TASK BRIEF: Look through the lines below and state how many hold the word "icon". Write only the number.

ENTRIES PROVIDED:
■ ■ ■ ■ ■
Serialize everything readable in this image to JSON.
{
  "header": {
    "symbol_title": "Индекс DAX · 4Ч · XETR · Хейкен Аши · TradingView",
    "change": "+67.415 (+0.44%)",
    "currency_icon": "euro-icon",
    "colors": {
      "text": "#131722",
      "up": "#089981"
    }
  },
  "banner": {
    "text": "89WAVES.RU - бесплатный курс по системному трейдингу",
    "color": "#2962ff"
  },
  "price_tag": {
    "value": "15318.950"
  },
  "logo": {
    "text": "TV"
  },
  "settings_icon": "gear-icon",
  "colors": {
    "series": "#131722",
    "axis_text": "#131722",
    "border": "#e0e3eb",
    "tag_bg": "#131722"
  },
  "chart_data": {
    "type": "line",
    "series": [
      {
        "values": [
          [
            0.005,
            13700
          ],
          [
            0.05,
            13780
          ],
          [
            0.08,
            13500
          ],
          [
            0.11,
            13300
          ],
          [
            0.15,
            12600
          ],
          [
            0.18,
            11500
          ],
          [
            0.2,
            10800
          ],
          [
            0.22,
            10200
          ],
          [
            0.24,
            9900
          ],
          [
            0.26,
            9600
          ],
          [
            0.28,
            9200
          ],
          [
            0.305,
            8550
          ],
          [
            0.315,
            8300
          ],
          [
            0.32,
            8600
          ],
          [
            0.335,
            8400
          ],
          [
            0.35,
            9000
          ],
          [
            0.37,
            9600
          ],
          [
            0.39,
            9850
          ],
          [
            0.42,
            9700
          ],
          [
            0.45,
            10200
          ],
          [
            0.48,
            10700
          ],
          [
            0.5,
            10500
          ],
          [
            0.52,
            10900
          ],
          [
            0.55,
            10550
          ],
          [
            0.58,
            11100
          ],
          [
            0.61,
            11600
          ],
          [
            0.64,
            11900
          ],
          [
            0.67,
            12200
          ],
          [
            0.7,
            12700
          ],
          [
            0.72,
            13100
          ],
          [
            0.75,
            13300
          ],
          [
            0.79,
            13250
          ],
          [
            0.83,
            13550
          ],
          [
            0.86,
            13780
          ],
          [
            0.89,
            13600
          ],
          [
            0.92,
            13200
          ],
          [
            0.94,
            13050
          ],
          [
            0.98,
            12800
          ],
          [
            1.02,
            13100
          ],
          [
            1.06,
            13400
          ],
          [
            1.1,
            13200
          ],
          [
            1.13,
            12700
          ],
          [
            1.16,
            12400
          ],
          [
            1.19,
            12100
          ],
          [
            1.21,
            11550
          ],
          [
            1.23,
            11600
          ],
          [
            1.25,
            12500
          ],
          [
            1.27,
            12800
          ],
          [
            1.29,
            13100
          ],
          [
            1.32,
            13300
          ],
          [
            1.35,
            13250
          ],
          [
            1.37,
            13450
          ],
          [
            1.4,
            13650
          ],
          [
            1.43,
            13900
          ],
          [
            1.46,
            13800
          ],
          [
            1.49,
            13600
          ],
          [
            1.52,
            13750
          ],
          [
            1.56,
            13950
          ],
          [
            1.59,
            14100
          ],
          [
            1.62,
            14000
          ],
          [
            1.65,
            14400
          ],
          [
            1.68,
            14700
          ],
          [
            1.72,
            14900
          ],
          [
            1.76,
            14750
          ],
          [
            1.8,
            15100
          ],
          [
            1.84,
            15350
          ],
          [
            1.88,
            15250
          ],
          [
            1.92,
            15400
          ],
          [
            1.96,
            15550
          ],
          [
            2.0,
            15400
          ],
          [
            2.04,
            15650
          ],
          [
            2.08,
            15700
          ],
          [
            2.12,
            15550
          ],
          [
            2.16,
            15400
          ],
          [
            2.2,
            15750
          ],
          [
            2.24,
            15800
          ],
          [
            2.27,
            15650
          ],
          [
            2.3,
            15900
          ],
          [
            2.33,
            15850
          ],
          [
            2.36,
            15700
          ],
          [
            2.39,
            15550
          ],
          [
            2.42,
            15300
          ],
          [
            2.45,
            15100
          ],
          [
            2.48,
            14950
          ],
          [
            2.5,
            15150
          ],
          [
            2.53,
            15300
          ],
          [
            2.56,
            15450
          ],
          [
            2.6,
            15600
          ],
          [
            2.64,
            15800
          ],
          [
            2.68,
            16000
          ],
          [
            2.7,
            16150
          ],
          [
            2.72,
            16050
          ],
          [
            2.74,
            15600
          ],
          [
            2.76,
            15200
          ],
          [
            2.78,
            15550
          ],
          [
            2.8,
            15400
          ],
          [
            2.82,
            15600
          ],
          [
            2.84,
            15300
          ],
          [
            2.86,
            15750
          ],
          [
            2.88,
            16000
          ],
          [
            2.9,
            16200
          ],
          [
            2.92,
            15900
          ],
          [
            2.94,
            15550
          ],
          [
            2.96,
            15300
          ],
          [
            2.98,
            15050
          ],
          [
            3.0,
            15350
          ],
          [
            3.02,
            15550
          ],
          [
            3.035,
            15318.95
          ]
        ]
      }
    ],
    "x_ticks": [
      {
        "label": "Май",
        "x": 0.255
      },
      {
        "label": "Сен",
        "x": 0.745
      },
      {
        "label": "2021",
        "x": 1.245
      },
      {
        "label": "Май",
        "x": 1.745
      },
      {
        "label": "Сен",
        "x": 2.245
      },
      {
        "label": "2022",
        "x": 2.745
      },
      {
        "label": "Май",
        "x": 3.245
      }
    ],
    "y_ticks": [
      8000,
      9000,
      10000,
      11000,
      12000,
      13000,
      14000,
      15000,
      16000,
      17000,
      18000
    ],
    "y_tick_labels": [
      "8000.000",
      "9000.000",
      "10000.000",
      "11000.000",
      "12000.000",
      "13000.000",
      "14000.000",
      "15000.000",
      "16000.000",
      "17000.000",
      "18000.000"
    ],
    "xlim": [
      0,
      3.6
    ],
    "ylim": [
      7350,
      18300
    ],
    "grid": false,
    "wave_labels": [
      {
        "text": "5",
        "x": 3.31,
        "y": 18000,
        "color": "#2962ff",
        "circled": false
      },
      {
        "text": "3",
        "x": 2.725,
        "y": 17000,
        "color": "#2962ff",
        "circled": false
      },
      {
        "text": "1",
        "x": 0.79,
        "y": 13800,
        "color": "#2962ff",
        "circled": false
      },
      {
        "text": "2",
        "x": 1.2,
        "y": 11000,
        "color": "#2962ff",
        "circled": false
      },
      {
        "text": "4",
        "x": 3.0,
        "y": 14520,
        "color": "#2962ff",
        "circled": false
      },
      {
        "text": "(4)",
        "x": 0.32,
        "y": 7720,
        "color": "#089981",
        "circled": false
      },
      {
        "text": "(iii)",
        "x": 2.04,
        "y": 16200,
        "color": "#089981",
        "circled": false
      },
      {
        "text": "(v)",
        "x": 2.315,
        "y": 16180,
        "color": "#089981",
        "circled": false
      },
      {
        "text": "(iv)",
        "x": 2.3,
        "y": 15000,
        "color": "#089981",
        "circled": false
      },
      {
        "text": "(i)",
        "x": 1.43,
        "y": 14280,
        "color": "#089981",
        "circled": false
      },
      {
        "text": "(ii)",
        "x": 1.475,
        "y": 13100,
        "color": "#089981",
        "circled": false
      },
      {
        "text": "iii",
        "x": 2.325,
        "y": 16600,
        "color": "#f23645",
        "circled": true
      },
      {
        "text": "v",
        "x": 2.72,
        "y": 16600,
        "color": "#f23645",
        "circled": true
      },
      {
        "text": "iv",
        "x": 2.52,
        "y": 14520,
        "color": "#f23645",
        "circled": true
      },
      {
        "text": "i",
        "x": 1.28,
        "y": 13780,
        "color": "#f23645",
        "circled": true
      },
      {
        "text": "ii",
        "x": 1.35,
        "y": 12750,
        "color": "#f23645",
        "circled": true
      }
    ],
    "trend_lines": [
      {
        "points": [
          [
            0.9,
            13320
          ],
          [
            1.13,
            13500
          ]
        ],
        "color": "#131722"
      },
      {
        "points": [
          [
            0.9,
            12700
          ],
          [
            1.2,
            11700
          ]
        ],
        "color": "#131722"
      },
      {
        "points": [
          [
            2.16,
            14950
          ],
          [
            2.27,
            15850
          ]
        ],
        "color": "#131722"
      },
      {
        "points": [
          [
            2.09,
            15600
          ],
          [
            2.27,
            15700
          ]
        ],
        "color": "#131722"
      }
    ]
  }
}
■ ■ ■ ■ ■
EXERCISE SOLUTION: 2